Records
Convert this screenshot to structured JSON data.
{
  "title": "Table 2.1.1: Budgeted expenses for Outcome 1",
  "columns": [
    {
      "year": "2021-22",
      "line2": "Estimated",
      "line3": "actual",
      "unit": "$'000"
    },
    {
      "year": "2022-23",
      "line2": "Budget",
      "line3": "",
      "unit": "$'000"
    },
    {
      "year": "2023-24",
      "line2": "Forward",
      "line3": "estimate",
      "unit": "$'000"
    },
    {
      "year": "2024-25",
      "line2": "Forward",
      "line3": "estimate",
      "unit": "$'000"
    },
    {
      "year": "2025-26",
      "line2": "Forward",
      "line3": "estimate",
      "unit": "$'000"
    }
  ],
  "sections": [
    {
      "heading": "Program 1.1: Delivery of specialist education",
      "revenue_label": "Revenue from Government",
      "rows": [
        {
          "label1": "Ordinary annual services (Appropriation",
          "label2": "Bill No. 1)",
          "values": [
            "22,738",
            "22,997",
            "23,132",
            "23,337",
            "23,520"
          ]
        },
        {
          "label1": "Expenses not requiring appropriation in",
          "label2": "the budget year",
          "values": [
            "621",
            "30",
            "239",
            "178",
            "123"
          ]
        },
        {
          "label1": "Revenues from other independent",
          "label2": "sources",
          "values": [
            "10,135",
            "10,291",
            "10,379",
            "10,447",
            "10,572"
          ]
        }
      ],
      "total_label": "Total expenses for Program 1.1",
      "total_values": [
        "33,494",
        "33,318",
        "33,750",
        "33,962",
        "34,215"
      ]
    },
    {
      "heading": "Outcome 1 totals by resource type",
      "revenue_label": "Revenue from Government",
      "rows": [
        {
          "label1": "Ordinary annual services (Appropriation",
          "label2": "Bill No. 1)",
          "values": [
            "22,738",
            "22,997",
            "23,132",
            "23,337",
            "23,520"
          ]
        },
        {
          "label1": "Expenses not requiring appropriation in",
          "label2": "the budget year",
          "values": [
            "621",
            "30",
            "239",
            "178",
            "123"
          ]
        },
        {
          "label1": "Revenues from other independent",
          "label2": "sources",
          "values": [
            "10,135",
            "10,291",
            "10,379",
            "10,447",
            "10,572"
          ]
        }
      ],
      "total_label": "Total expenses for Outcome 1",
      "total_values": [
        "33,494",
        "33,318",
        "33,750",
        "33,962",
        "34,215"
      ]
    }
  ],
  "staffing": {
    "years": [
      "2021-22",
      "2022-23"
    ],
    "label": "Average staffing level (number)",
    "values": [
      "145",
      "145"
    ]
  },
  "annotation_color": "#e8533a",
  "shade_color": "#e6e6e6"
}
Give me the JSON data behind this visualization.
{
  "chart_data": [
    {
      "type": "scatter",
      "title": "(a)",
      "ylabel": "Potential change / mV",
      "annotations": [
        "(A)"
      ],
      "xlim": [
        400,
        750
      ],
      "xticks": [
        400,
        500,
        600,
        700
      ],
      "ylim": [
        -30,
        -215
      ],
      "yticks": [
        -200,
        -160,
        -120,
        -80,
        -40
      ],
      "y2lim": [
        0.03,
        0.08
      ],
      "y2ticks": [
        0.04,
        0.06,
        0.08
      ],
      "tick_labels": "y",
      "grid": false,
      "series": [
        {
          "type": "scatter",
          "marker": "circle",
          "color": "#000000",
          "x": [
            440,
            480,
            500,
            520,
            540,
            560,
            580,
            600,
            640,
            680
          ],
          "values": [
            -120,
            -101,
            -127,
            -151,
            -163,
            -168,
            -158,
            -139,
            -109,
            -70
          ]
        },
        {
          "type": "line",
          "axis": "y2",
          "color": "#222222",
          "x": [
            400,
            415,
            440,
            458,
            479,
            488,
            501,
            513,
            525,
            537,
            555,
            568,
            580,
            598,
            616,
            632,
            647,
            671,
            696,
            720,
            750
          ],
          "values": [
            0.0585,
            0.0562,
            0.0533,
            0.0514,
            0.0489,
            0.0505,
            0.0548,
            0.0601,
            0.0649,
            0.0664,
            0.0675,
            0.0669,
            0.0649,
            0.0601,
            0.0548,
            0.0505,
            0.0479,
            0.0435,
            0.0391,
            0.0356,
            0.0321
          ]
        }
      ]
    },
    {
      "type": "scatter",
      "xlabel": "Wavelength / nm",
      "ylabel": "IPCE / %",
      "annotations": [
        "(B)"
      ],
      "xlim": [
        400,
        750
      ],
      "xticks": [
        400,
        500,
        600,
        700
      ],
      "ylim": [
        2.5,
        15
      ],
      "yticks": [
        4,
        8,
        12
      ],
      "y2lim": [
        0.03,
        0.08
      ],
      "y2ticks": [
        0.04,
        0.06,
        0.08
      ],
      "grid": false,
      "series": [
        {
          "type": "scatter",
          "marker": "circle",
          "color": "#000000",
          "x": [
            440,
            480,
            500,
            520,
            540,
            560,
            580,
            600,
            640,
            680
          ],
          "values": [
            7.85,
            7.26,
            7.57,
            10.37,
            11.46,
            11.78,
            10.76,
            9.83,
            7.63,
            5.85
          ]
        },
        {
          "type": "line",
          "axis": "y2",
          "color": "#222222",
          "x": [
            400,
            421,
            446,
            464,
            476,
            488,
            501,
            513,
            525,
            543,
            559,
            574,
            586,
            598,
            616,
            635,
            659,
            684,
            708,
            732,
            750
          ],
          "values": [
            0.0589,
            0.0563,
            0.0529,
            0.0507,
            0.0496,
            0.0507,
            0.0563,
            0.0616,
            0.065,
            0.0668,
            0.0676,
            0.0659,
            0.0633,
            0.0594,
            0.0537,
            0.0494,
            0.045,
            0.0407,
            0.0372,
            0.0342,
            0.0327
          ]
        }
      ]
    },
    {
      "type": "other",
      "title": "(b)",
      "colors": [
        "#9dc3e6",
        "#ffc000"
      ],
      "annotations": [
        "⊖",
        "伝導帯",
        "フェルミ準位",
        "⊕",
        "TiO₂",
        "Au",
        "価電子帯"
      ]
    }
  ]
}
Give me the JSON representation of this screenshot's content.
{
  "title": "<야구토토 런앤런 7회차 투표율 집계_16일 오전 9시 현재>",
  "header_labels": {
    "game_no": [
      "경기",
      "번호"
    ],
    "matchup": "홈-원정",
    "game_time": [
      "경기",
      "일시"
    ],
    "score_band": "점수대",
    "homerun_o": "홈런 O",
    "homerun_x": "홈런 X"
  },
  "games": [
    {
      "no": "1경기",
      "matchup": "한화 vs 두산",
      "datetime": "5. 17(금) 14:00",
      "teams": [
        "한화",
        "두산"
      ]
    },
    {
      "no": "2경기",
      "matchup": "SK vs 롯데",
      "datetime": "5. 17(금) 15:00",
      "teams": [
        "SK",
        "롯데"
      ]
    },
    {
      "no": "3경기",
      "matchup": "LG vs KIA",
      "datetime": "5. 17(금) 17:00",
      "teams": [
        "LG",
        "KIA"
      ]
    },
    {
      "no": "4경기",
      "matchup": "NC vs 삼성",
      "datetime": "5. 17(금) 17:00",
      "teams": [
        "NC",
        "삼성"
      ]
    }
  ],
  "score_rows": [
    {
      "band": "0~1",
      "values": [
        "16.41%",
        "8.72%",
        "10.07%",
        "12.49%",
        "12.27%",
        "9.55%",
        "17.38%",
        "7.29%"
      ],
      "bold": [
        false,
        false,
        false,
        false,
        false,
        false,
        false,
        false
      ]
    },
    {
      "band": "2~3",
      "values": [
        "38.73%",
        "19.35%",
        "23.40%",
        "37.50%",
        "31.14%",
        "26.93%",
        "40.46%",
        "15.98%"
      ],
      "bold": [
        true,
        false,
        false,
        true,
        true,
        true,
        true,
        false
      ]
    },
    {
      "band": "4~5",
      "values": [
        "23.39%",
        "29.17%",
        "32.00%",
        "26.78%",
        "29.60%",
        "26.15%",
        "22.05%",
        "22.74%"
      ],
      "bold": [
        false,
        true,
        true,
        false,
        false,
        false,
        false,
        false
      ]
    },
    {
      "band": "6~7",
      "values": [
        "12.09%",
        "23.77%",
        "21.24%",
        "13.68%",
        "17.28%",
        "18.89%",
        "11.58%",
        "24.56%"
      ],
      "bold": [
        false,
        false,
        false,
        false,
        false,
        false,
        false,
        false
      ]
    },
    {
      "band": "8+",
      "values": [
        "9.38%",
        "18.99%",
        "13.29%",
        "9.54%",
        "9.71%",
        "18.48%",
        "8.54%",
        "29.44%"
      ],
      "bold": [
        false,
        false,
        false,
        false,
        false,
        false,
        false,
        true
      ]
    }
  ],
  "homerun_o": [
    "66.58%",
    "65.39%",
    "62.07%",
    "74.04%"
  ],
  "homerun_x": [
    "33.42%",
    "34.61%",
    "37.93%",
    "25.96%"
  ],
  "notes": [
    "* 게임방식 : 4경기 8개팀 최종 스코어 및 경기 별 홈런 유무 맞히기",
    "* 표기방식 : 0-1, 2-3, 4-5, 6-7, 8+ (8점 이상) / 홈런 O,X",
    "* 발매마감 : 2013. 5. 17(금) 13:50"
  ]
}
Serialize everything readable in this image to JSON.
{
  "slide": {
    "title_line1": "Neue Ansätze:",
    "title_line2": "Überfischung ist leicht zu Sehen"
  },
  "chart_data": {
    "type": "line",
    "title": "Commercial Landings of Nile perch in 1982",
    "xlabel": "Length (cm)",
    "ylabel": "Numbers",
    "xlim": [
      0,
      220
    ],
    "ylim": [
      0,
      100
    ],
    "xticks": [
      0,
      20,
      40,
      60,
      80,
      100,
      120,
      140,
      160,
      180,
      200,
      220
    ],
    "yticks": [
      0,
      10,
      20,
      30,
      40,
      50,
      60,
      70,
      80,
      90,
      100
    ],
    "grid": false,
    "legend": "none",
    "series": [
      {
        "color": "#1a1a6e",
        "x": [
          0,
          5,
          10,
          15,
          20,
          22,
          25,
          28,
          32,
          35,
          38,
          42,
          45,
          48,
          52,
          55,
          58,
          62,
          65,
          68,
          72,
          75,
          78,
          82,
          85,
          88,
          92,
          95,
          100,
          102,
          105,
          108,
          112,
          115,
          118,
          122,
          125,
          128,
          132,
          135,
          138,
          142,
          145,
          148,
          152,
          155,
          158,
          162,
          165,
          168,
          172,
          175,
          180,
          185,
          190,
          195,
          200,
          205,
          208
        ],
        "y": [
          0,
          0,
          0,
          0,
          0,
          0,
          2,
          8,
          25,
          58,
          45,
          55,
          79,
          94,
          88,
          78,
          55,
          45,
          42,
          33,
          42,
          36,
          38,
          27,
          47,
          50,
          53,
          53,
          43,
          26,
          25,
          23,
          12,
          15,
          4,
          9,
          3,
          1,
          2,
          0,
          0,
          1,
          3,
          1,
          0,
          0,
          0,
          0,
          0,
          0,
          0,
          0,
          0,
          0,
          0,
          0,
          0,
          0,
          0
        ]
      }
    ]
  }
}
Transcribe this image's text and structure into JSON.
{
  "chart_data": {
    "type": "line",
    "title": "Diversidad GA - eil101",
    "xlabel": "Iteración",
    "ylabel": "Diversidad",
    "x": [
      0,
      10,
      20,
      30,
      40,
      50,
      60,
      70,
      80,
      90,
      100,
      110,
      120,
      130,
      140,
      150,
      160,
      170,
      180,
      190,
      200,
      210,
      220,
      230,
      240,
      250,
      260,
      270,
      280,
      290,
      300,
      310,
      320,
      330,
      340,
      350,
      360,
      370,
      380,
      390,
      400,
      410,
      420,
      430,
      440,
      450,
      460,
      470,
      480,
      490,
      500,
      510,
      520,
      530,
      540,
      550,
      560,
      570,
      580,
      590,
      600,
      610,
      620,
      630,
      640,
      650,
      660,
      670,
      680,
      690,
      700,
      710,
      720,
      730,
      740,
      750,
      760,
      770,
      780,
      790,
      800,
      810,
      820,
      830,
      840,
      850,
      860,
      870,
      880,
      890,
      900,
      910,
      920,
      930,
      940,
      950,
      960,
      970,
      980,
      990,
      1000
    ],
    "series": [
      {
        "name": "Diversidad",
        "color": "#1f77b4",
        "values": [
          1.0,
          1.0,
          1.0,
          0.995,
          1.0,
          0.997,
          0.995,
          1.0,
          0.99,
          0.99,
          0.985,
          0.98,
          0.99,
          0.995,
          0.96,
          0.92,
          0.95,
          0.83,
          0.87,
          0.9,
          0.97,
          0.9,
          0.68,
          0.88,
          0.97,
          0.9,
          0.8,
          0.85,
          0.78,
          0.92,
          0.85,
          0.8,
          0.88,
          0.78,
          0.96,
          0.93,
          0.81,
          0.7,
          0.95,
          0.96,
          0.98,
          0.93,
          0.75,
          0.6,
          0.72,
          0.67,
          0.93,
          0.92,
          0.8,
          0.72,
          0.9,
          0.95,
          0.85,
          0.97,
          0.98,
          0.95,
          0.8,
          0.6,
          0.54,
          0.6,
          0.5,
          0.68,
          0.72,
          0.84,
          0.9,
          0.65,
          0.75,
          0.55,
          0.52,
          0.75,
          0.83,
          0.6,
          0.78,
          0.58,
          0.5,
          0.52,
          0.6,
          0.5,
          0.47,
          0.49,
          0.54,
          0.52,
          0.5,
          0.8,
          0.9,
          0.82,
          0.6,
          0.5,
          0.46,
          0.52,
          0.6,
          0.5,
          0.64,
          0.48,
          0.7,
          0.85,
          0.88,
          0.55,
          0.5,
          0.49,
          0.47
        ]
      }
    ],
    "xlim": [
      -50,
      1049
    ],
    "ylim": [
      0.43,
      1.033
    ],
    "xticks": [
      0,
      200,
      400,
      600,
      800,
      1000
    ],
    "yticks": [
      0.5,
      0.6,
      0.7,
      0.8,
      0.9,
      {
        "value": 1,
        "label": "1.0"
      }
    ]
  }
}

■ WHAT IS EXPECTED ■
Track down every line holding the string "Outcome" and copy it.

■ ANSWER IN FULL ■
  "title": "Table 2.1.1: Budgeted expenses for Outcome 1",
      "heading": "Outcome 1 totals by resource type",
      "total_label": "Total expenses for Outcome 1",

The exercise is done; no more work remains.